__To be done__: Read the listing below and copy out every line that holds "Distance".

__Data to use__:
◆ ◆ ◆ ◆

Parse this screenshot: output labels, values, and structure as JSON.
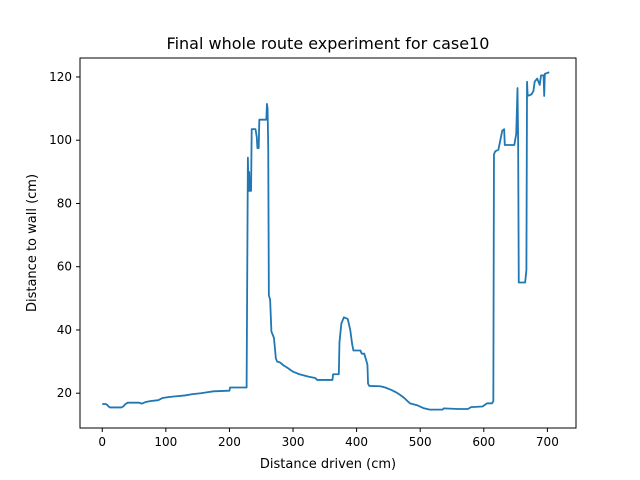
{
  "chart_data": {
    "type": "line",
    "title": "Final whole route experiment for case10",
    "xlabel": "Distance driven (cm)",
    "ylabel": "Distance to wall (cm)",
    "xlim": [
      -35,
      745
    ],
    "ylim": [
      9,
      126
    ],
    "xticks": [
      0,
      100,
      200,
      300,
      400,
      500,
      600,
      700
    ],
    "yticks": [
      20,
      40,
      60,
      80,
      100,
      120
    ],
    "grid": false,
    "series": [
      {
        "color": "#1f77b4",
        "points": [
          [
            0,
            16.6
          ],
          [
            5,
            16.6
          ],
          [
            8,
            16.3
          ],
          [
            10,
            15.8
          ],
          [
            12,
            15.5
          ],
          [
            30,
            15.5
          ],
          [
            33,
            15.8
          ],
          [
            36,
            16.5
          ],
          [
            40,
            17.0
          ],
          [
            58,
            17.0
          ],
          [
            62,
            16.7
          ],
          [
            68,
            17.2
          ],
          [
            75,
            17.5
          ],
          [
            88,
            17.8
          ],
          [
            95,
            18.5
          ],
          [
            105,
            18.8
          ],
          [
            115,
            19.0
          ],
          [
            130,
            19.3
          ],
          [
            142,
            19.7
          ],
          [
            155,
            20.0
          ],
          [
            165,
            20.3
          ],
          [
            175,
            20.6
          ],
          [
            200,
            20.8
          ],
          [
            201,
            21.8
          ],
          [
            227,
            21.8
          ],
          [
            229,
            94.5
          ],
          [
            230,
            84.0
          ],
          [
            231,
            90.0
          ],
          [
            232,
            84.0
          ],
          [
            234,
            84.0
          ],
          [
            235,
            103.5
          ],
          [
            241,
            103.5
          ],
          [
            243,
            101.0
          ],
          [
            244,
            97.5
          ],
          [
            246,
            97.5
          ],
          [
            247,
            106.5
          ],
          [
            258,
            106.5
          ],
          [
            259,
            111.5
          ],
          [
            260,
            110.0
          ],
          [
            261,
            97.5
          ],
          [
            262,
            51.0
          ],
          [
            264,
            49.5
          ],
          [
            266,
            39.5
          ],
          [
            270,
            37.5
          ],
          [
            273,
            31.0
          ],
          [
            275,
            30.0
          ],
          [
            279,
            29.8
          ],
          [
            285,
            28.8
          ],
          [
            290,
            28.2
          ],
          [
            295,
            27.5
          ],
          [
            300,
            26.8
          ],
          [
            310,
            26.0
          ],
          [
            325,
            25.2
          ],
          [
            335,
            24.8
          ],
          [
            338,
            24.2
          ],
          [
            362,
            24.2
          ],
          [
            363,
            26.0
          ],
          [
            372,
            26.0
          ],
          [
            373,
            36.0
          ],
          [
            376,
            42.0
          ],
          [
            380,
            44.0
          ],
          [
            386,
            43.5
          ],
          [
            390,
            40.0
          ],
          [
            393,
            35.5
          ],
          [
            395,
            33.5
          ],
          [
            406,
            33.5
          ],
          [
            408,
            32.5
          ],
          [
            412,
            32.5
          ],
          [
            415,
            30.5
          ],
          [
            417,
            29.0
          ],
          [
            418,
            23.0
          ],
          [
            420,
            22.3
          ],
          [
            437,
            22.2
          ],
          [
            445,
            21.8
          ],
          [
            455,
            21.0
          ],
          [
            462,
            20.3
          ],
          [
            468,
            19.5
          ],
          [
            475,
            18.5
          ],
          [
            480,
            17.5
          ],
          [
            484,
            16.8
          ],
          [
            495,
            16.2
          ],
          [
            505,
            15.3
          ],
          [
            515,
            14.8
          ],
          [
            535,
            14.8
          ],
          [
            537,
            15.2
          ],
          [
            560,
            15.0
          ],
          [
            575,
            15.0
          ],
          [
            580,
            15.6
          ],
          [
            598,
            15.8
          ],
          [
            605,
            16.8
          ],
          [
            613,
            16.8
          ],
          [
            615,
            17.5
          ],
          [
            616,
            95.5
          ],
          [
            618,
            96.5
          ],
          [
            623,
            97.0
          ],
          [
            626,
            100.0
          ],
          [
            629,
            103.0
          ],
          [
            632,
            103.5
          ],
          [
            633,
            98.5
          ],
          [
            648,
            98.5
          ],
          [
            651,
            102.0
          ],
          [
            653,
            116.5
          ],
          [
            654,
            100.0
          ],
          [
            655,
            55.0
          ],
          [
            665,
            55.0
          ],
          [
            667,
            59.0
          ],
          [
            668,
            118.5
          ],
          [
            669,
            114.0
          ],
          [
            675,
            114.5
          ],
          [
            678,
            115.5
          ],
          [
            680,
            118.5
          ],
          [
            684,
            119.5
          ],
          [
            688,
            117.5
          ],
          [
            690,
            120.5
          ],
          [
            694,
            120.5
          ],
          [
            695,
            114.0
          ],
          [
            696,
            121.0
          ],
          [
            703,
            121.5
          ]
        ]
      }
    ]
  }
}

◆ ◆ ◆ ◆

__Written answer__:
    "xlabel": "Distance driven (cm)",
    "ylabel": "Distance to wall (cm)",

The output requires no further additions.